Il luminare avrebbe potuto, anche in questo caso, finirla lì, già abbondantemente appagato di quanto dimostrato. Ma, per scrupolo e precisione, ha voluto proseguire con altre dotte confutazioni. Quella ad esempio della supposta (dall’architetto) chiusa idraulica a servizio di una salina ritrovata a suo tempo sul bordo della vecchia 106. Ora, è vero che gli studi geologici hanno stabilito che in quel punto, all’epoca, correva il bagnasciuga marino, e quindi solo un’opera idraulica poteva trovarsi in quel punto, ma siccome gli scopritori della Soprintendenza avevano interpretato i manufatti ritrovati come resti di magazzini, era chiaro che anche successive e più precise ricerche dovevano sottostare alla primitiva affermazione. Quindi, semplicemente, se erano stati definiti come due magazzini, non poteva esserci il bagnasciuga marino.

§ **Righe fornite**:
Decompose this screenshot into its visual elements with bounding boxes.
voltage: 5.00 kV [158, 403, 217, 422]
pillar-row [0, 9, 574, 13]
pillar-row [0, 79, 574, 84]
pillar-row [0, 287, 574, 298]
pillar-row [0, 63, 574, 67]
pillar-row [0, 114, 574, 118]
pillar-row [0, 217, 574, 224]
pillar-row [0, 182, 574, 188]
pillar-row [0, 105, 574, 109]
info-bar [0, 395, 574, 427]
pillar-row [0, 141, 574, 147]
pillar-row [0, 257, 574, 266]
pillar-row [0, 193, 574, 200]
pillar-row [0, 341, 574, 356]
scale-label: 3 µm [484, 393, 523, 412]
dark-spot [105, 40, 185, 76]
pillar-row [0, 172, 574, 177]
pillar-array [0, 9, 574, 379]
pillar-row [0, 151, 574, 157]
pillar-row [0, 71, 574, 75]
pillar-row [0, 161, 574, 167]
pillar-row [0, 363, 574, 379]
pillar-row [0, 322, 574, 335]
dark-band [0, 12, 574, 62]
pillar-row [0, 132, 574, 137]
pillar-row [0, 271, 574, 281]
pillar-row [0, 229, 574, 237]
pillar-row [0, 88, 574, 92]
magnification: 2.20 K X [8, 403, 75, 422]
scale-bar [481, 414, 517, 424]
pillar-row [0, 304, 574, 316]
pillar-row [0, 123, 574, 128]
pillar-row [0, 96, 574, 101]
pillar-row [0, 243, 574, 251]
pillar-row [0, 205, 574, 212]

§ **Lavoro richiesto**:
- a) Elenca tutte le persone o i gruppi di persone menzionati nel brano citato.
- b) Ripeti la parte del brano citato che parte da "Il luminare avrebbe" e prosegue fino a "il bagnasciuga marino.".

§ **Risposte ai compiti**:
- a)
il luminare
l'architetto
gli scopritori della Soprintendenza

- b)
Il luminare avrebbe potuto, anche in questo caso, finirla lì, già abbondantemente appagato di quanto dimostrato. Ma, per scrupolo e precisione, ha voluto proseguire con altre dotte confutazioni. Quella ad esempio della supposta (dall’architetto) chiusa idraulica a servizio di una salina ritrovata a suo tempo sul bordo della vecchia 106. Ora, è vero che gli studi geologici hanno stabilito che in quel punto, all’epoca, correva il bagnasciuga marino, e quindi solo un’opera idraulica poteva trovarsi in quel punto, ma siccome gli scopritori della Soprintendenza avevano interpretato i manufatti ritrovati come resti di magazzini, era chiaro che anche successive e più precise ricerche dovevano sottostare alla primitiva affermazione. Quindi, semplicemente, se erano stati definiti come due magazzini, non poteva esserci il bagnasciuga marino.